Supplied text:
-=-=-

April 30, 2014

The Mud Season. ~ Amber Howe

Stephen Gilmer via Flickr

This morning I spied my dirt-splattered hiking shoes on the front porch.

I’d left them there for a few weeks, their soles caked in thick mud. The trails have been a soggy mess recently, and these are my “mud” shoes.

This time of year in Park City, the weather is predictably unpredictable. One day, you’re reading a book on the deck in bare feet; the next, the fireplace is blazing and those bare feet are stuffed into slippers while fat snowflakes fall outside.

It can be frustrating, especially after a long, hard winter. It feels as though spring will never come. I’ve learned that when weather teeter-totters like that, there’s no point in trying to avoid the muck. It’s the mud season, after all.

Anyone who lives in a mountain climate is familiar with the term “mud season”—a definite transition period between the deep snowdrifts of winter and the glorious greenery of springtime. The ground takes longer to dry than the snow takes to melt.

Hopeful mountain bikers get turned away from trails while they firm up; deep tire tracks made too early can ruin the trail for the whole season. Dog owners make futile attempts at cleaning muddy paws, keeping a stash of ratty towels near the door but resigning themselves to floors decorated with prints. Those who hike often, like me, reserve a set of mud shoes that get kicked off at the doorway.

As messy as it is, there’s really no way around it, though this year’s mud season has been particularly challenging.

Those shoes on the porch were a dirty reminder of recent struggles that I’d been trying to forget.

When John and I got married in the fall of 2012, we knew we were ready to start a family immediately. We knew we were late to the baby party, hovering near forty years old. But as all wanna-be parents do, we thought it would be easy.

When our first anniversary rolled around at the end of October, we’d already been working at it for ten months— regular acupuncture, herbs and supplements, lifestyle adjustments, medication and multiple visits to more than one doctor. The winter’s holidays meant not only turkey, eggnog and a house full of beloved family, they also revolved around a rainbow of fertility drugs.

A frustrating year was punctuated by a difficult IUI experience and yet another negative pregnancy test. The cold, winter storms we’d gleefully welcomed in October were starting to mirror the darkness that grew with each disappointing month. But we weren’t ready to give up yet.

-=-=-

Information shown:
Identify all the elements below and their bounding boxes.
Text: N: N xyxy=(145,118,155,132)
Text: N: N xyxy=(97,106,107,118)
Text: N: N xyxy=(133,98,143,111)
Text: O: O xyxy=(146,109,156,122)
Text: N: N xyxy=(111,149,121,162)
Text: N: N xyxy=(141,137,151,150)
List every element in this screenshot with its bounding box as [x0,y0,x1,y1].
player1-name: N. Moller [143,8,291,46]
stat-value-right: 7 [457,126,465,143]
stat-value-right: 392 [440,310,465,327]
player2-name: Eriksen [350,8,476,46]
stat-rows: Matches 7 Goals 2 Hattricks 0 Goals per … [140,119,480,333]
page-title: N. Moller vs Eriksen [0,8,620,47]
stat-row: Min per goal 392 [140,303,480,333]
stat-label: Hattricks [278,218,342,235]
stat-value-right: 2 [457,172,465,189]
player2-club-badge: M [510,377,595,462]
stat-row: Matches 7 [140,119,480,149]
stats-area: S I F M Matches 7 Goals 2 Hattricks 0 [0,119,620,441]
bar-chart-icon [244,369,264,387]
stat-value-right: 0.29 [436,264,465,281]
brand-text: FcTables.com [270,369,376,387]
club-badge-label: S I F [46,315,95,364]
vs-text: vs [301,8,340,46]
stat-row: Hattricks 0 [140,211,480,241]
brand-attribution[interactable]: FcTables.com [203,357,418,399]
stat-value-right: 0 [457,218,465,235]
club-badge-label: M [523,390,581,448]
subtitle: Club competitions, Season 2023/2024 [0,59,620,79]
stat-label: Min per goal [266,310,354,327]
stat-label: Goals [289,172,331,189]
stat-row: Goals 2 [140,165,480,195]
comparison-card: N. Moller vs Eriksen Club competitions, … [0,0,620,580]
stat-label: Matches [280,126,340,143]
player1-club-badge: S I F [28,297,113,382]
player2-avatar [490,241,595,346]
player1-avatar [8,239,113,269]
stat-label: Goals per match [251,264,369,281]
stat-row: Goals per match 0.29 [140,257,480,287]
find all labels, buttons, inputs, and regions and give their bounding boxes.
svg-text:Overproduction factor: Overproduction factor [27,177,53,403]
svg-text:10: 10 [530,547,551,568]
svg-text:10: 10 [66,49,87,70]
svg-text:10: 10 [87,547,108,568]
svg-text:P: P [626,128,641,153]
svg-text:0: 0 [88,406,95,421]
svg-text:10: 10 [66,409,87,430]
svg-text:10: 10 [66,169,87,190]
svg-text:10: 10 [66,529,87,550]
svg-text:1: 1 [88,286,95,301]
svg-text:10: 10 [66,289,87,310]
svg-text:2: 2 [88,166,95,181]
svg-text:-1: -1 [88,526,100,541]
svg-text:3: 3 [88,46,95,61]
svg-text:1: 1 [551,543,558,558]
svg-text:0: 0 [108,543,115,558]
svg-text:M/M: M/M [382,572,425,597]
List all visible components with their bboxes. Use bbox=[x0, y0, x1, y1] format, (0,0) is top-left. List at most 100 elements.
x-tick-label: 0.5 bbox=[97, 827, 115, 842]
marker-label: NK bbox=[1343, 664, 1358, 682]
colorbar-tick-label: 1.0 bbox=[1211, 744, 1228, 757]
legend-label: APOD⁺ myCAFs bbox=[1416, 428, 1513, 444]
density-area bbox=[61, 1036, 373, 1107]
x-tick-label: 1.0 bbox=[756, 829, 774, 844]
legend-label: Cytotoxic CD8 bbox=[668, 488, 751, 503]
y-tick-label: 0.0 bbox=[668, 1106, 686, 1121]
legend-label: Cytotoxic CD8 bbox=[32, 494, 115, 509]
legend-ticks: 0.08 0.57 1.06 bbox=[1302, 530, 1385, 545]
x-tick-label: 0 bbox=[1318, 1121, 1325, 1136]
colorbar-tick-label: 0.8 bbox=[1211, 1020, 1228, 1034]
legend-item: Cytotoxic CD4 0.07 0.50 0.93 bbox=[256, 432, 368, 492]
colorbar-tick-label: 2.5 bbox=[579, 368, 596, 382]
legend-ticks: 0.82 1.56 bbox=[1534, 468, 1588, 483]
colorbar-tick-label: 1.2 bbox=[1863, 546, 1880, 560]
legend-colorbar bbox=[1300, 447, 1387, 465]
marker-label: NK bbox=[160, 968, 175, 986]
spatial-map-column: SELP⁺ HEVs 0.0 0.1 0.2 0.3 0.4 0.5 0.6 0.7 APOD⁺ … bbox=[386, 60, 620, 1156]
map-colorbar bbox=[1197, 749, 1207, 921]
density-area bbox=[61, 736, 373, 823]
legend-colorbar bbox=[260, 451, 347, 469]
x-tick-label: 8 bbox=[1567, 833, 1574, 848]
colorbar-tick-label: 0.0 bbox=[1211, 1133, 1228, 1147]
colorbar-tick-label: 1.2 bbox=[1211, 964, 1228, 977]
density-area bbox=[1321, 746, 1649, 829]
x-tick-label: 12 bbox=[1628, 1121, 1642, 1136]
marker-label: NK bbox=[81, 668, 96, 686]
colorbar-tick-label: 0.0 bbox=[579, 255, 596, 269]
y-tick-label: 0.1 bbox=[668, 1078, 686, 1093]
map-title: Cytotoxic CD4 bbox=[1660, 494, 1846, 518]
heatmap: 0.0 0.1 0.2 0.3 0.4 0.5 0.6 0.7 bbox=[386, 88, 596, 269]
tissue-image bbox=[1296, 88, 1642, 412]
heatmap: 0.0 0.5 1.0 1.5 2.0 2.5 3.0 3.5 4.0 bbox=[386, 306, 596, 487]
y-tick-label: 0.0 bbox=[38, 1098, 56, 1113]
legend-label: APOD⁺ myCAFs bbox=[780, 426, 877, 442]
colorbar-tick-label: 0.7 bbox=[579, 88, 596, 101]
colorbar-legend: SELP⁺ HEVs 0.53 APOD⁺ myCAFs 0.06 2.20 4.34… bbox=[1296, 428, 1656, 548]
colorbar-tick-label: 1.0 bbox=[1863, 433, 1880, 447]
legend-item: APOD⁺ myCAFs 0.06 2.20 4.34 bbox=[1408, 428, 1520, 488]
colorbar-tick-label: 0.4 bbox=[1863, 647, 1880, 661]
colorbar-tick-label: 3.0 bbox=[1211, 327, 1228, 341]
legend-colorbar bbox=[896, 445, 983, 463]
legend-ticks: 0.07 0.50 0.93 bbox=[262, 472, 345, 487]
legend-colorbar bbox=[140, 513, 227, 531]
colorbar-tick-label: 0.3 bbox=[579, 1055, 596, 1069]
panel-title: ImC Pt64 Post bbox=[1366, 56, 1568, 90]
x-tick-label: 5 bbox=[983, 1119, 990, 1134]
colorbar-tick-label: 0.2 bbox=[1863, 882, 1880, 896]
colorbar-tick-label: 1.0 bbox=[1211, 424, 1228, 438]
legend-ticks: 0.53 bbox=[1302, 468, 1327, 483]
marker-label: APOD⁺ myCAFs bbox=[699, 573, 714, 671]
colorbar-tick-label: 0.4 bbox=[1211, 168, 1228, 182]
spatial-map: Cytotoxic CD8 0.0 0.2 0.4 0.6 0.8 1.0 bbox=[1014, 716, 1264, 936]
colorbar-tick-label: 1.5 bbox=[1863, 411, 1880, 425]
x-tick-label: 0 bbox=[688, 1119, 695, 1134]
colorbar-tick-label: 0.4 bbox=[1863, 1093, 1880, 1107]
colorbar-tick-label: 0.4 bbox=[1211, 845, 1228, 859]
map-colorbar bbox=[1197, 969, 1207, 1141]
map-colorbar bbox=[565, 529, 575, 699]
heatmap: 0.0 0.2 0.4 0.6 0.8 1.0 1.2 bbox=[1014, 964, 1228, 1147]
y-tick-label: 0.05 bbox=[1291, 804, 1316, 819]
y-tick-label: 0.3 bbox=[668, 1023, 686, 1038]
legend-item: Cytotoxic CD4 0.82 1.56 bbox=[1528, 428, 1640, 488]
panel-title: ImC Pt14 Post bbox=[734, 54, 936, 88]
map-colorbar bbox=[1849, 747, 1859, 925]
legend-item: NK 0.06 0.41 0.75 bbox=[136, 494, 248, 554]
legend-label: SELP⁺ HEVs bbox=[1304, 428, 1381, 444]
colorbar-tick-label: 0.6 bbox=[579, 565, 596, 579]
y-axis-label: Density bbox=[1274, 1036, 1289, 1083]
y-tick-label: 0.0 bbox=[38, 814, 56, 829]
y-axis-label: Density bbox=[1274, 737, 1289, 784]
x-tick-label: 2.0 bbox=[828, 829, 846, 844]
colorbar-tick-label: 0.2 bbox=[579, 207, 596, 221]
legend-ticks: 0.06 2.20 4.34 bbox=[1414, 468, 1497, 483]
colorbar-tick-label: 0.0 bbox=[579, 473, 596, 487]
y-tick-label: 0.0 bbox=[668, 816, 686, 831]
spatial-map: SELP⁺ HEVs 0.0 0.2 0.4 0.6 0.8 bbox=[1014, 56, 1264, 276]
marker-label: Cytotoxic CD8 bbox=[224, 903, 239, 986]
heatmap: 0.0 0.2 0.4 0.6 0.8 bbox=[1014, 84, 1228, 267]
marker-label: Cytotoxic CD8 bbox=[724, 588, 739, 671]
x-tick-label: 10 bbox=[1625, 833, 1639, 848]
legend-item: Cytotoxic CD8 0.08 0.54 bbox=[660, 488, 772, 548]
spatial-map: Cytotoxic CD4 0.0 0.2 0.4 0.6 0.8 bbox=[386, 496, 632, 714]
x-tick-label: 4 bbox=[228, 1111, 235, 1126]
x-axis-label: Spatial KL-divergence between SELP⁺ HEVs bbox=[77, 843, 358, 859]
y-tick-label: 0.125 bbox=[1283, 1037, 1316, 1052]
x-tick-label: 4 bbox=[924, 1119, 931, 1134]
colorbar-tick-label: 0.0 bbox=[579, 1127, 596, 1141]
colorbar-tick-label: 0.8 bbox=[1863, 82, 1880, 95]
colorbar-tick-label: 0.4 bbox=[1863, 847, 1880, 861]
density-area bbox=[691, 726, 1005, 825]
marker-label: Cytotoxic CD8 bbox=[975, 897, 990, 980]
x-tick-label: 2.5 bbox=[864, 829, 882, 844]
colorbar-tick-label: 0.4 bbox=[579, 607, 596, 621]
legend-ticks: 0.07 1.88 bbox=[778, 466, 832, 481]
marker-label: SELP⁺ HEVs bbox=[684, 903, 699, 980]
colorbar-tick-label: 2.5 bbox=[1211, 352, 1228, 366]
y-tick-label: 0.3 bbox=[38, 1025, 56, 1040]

-=-=-

Problems to solve:
a) According to the mud season essay, when did John and the writer get married?
b) Write the next part of the mud season essay, picking up right after its last sentence.
The records that come after the essay are a separate set of material.

Your responses:
a) In the fall of 2012.

b)
After Christmas (and our second failed IUI attempt), it was time to pull out the big guns. We dove whole-heartedly into our first IVF cycle, spending February in a fog of hormones and ultrasounds. No one should start her day with five injections in her tummy, but we did it anyway, fingers crossed with hope.

I bid adieu to February watching the Winter Olympics from the couch, on doctor-ordered bed rest after being implanted with three growing embryos. We lovingly called them the Dream Team and prayed that at least one of them would “stick.” My daily routine and mind-clearing hikes with our dog, Cholula, sat on the back burner while we nervously waited to see what fate held in store. Then, in those still-gray days of late winter, we finally felt a warm sunbeam.

The stars had aligned and month thirteen proved lucky: we’d be parents before Thanksgiving.

We didn’t wait long to share our news with loved ones. Their support and love during our struggles had been a key ingredient to our success, and it’s hard to describe the joy of telling them that it had worked. I resumed my hikes, trying not to slip on the loosening snowpack. We had our first sneak peeks of springtime, sunny days that started to melt away the long winter. Our hard times were coming to an end.

It’s shocking how quickly the world can change. After multiple blood tests to confirm our baby was growing on schedule, we visited the fertility clinic for our seven-week ultrasound. This was a big day: we’d not only hear a heartbeat, but maybe more than one.

One second, we were giggling about the possibility of twins, the next, our doctor was uttering the words, “Unfortunately, I don’t have good news for you…”

I didn’t hear what she said after that. Her words were muffled nonsense, like how the grown-ups sound in Charlie Brown cartoons. I felt my husband’s fingers find mine as I stared at the ultrasound screen, at the blurry blob that was our baby—without a heartbeat.

The doctor kept talking, talking, talking about genetic abnormalities and miscarriage percentages. I felt the blood leave my face and had to lie back down. There wasn’t an “it could still be okay” option. This wasn’t a nightmare from which I’d awaken.

We spent the following weeks in a deep pit of despair. We’re far from the first hopeful couple to feel this specific, torturous grief; membership numbers to this particular club are staggering. But why couldn’t anything just be easy?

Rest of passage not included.